[Data records]
■ ■ ■ ■ ■ ■ ■

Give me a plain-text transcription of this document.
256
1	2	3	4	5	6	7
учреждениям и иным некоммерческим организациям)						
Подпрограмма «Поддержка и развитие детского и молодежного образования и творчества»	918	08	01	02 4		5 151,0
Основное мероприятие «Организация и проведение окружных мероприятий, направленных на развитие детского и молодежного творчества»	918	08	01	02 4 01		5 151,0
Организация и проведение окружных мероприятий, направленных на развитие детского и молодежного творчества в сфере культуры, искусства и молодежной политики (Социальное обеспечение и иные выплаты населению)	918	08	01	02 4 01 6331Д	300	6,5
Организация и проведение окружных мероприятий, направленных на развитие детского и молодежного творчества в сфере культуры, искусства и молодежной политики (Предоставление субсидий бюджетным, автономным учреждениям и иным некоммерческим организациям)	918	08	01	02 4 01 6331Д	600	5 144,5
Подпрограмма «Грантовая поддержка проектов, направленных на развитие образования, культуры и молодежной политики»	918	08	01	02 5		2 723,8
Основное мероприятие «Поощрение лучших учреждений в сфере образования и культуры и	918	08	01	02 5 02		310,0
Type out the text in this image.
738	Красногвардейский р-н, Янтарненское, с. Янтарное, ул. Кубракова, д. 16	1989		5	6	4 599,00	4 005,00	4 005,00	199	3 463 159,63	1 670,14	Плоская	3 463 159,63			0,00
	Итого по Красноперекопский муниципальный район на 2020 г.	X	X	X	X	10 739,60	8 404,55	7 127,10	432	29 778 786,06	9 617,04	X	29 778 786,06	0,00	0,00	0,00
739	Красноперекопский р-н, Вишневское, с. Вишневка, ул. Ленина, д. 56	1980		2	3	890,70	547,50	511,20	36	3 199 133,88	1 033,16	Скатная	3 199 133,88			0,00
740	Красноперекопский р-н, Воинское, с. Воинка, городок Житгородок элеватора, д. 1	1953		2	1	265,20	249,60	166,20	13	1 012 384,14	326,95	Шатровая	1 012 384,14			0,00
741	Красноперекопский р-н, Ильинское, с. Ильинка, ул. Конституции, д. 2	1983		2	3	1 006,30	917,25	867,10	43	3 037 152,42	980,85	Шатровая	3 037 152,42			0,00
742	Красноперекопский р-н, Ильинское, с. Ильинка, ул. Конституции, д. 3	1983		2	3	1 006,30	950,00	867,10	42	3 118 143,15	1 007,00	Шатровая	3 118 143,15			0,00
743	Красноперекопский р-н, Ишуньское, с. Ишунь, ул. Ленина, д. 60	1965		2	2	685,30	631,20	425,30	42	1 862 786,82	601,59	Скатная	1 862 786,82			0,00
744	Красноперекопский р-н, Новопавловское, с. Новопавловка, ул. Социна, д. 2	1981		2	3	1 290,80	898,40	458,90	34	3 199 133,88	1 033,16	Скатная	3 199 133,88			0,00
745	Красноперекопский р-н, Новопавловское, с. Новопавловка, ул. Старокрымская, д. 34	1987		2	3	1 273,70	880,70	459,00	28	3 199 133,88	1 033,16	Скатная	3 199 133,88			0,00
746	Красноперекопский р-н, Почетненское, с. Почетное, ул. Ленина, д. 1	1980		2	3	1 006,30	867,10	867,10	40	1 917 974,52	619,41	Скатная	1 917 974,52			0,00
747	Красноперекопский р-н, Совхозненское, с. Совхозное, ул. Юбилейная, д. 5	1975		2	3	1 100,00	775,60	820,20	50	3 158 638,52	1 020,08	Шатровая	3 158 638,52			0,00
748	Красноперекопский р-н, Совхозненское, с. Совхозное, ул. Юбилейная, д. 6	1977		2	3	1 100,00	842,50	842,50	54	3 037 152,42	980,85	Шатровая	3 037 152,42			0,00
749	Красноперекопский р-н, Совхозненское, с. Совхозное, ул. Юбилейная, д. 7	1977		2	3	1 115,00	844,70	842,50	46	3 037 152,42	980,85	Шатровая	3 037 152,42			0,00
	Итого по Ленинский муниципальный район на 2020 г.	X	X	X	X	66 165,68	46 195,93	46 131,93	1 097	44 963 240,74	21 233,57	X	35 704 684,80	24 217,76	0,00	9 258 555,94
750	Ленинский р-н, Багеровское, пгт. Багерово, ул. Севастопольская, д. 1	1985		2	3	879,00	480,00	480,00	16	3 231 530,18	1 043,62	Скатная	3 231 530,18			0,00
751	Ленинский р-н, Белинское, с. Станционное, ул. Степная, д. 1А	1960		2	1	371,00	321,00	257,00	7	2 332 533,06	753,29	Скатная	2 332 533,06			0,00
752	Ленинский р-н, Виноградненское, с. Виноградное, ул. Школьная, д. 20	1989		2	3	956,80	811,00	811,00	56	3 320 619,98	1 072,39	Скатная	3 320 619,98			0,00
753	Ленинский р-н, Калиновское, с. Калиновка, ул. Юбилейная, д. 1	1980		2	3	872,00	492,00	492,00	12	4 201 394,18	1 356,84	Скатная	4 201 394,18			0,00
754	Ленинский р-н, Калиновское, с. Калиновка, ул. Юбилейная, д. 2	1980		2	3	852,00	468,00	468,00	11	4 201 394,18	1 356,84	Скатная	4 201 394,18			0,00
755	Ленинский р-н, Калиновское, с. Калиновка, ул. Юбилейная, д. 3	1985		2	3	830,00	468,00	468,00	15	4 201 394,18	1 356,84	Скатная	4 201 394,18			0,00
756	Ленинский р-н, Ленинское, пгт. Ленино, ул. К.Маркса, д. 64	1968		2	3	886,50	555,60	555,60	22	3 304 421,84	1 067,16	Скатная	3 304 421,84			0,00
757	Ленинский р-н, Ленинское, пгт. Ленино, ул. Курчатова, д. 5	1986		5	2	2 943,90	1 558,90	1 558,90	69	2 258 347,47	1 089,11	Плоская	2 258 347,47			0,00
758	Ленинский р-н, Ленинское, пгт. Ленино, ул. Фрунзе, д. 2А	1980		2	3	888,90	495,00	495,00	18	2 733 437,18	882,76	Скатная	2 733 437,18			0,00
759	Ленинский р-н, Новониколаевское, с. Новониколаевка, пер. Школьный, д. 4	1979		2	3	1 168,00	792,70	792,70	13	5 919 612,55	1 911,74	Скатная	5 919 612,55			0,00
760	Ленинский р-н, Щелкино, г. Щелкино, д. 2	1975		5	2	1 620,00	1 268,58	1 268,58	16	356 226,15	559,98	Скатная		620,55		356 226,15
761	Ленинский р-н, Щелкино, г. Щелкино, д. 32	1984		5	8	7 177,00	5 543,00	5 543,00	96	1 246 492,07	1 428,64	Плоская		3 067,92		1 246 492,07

■ ■ ■ ■ ■ ■ ■

*GIVEN REQUEST*: Retype the entries exactly, including every line.

*IN RESPONSE*:
Give me a plain-text transcription of this document.
256
1	2	3	4	5	6	7
учреждениям и иным некоммерческим организациям)						
Подпрограмма «Поддержка и развитие детского и молодежного образования и творчества»	918	08	01	02 4		5 151,0
Основное мероприятие «Организация и проведение окружных мероприятий, направленных на развитие детского и молодежного творчества»	918	08	01	02 4 01		5 151,0
Организация и проведение окружных мероприятий, направленных на развитие детского и молодежного творчества в сфере культуры, искусства и молодежной политики (Социальное обеспечение и иные выплаты населению)	918	08	01	02 4 01 6331Д	300	6,5
Организация и проведение окружных мероприятий, направленных на развитие детского и молодежного творчества в сфере культуры, искусства и молодежной политики (Предоставление субсидий бюджетным, автономным учреждениям и иным некоммерческим организациям)	918	08	01	02 4 01 6331Д	600	5 144,5
Подпрограмма «Грантовая поддержка проектов, направленных на развитие образования, культуры и молодежной политики»	918	08	01	02 5		2 723,8
Основное мероприятие «Поощрение лучших учреждений в сфере образования и культуры и	918	08	01	02 5 02		310,0
Type out the text in this image.
738	Красногвардейский р-н, Янтарненское, с. Янтарное, ул. Кубракова, д. 16	1989		5	6	4 599,00	4 005,00	4 005,00	199	3 463 159,63	1 670,14	Плоская	3 463 159,63			0,00
	Итого по Красноперекопский муниципальный район на 2020 г.	X	X	X	X	10 739,60	8 404,55	7 127,10	432	29 778 786,06	9 617,04	X	29 778 786,06	0,00	0,00	0,00
739	Красноперекопский р-н, Вишневское, с. Вишневка, ул. Ленина, д. 56	1980		2	3	890,70	547,50	511,20	36	3 199 133,88	1 033,16	Скатная	3 199 133,88			0,00
740	Красноперекопский р-н, Воинское, с. Воинка, городок Житгородок элеватора, д. 1	1953		2	1	265,20	249,60	166,20	13	1 012 384,14	326,95	Шатровая	1 012 384,14			0,00
741	Красноперекопский р-н, Ильинское, с. Ильинка, ул. Конституции, д. 2	1983		2	3	1 006,30	917,25	867,10	43	3 037 152,42	980,85	Шатровая	3 037 152,42			0,00
742	Красноперекопский р-н, Ильинское, с. Ильинка, ул. Конституции, д. 3	1983		2	3	1 006,30	950,00	867,10	42	3 118 143,15	1 007,00	Шатровая	3 118 143,15			0,00
743	Красноперекопский р-н, Ишуньское, с. Ишунь, ул. Ленина, д. 60	1965		2	2	685,30	631,20	425,30	42	1 862 786,82	601,59	Скатная	1 862 786,82			0,00
744	Красноперекопский р-н, Новопавловское, с. Новопавловка, ул. Социна, д. 2	1981		2	3	1 290,80	898,40	458,90	34	3 199 133,88	1 033,16	Скатная	3 199 133,88			0,00
745	Красноперекопский р-н, Новопавловское, с. Новопавловка, ул. Старокрымская, д. 34	1987		2	3	1 273,70	880,70	459,00	28	3 199 133,88	1 033,16	Скатная	3 199 133,88			0,00
746	Красноперекопский р-н, Почетненское, с. Почетное, ул. Ленина, д. 1	1980		2	3	1 006,30	867,10	867,10	40	1 917 974,52	619,41	Скатная	1 917 974,52			0,00
747	Красноперекопский р-н, Совхозненское, с. Совхозное, ул. Юбилейная, д. 5	1975		2	3	1 100,00	775,60	820,20	50	3 158 638,52	1 020,08	Шатровая	3 158 638,52			0,00
748	Красноперекопский р-н, Совхозненское, с. Совхозное, ул. Юбилейная, д. 6	1977		2	3	1 100,00	842,50	842,50	54	3 037 152,42	980,85	Шатровая	3 037 152,42			0,00
749	Красноперекопский р-н, Совхозненское, с. Совхозное, ул. Юбилейная, д. 7	1977		2	3	1 115,00	844,70	842,50	46	3 037 152,42	980,85	Шатровая	3 037 152,42			0,00
	Итого по Ленинский муниципальный район на 2020 г.	X	X	X	X	66 165,68	46 195,93	46 131,93	1 097	44 963 240,74	21 233,57	X	35 704 684,80	24 217,76	0,00	9 258 555,94
750	Ленинский р-н, Багеровское, пгт. Багерово, ул. Севастопольская, д. 1	1985		2	3	879,00	480,00	480,00	16	3 231 530,18	1 043,62	Скатная	3 231 530,18			0,00
751	Ленинский р-н, Белинское, с. Станционное, ул. Степная, д. 1А	1960		2	1	371,00	321,00	257,00	7	2 332 533,06	753,29	Скатная	2 332 533,06			0,00
752	Ленинский р-н, Виноградненское, с. Виноградное, ул. Школьная, д. 20	1989		2	3	956,80	811,00	811,00	56	3 320 619,98	1 072,39	Скатная	3 320 619,98			0,00
753	Ленинский р-н, Калиновское, с. Калиновка, ул. Юбилейная, д. 1	1980		2	3	872,00	492,00	492,00	12	4 201 394,18	1 356,84	Скатная	4 201 394,18			0,00
754	Ленинский р-н, Калиновское, с. Калиновка, ул. Юбилейная, д. 2	1980		2	3	852,00	468,00	468,00	11	4 201 394,18	1 356,84	Скатная	4 201 394,18			0,00
755	Ленинский р-н, Калиновское, с. Калиновка, ул. Юбилейная, д. 3	1985		2	3	830,00	468,00	468,00	15	4 201 394,18	1 356,84	Скатная	4 201 394,18			0,00
756	Ленинский р-н, Ленинское, пгт. Ленино, ул. К.Маркса, д. 64	1968		2	3	886,50	555,60	555,60	22	3 304 421,84	1 067,16	Скатная	3 304 421,84			0,00
757	Ленинский р-н, Ленинское, пгт. Ленино, ул. Курчатова, д. 5	1986		5	2	2 943,90	1 558,90	1 558,90	69	2 258 347,47	1 089,11	Плоская	2 258 347,47			0,00
758	Ленинский р-н, Ленинское, пгт. Ленино, ул. Фрунзе, д. 2А	1980		2	3	888,90	495,00	495,00	18	2 733 437,18	882,76	Скатная	2 733 437,18			0,00
759	Ленинский р-н, Новониколаевское, с. Новониколаевка, пер. Школьный, д. 4	1979		2	3	1 168,00	792,70	792,70	13	5 919 612,55	1 911,74	Скатная	5 919 612,55			0,00
760	Ленинский р-н, Щелкино, г. Щелкино, д. 2	1975		5	2	1 620,00	1 268,58	1 268,58	16	356 226,15	559,98	Скатная		620,55		356 226,15
761	Ленинский р-н, Щелкино, г. Щелкино, д. 32	1984		5	8	7 177,00	5 543,00	5 543,00	96	1 246 492,07	1 428,64	Плоская		3 067,92		1 246 492,07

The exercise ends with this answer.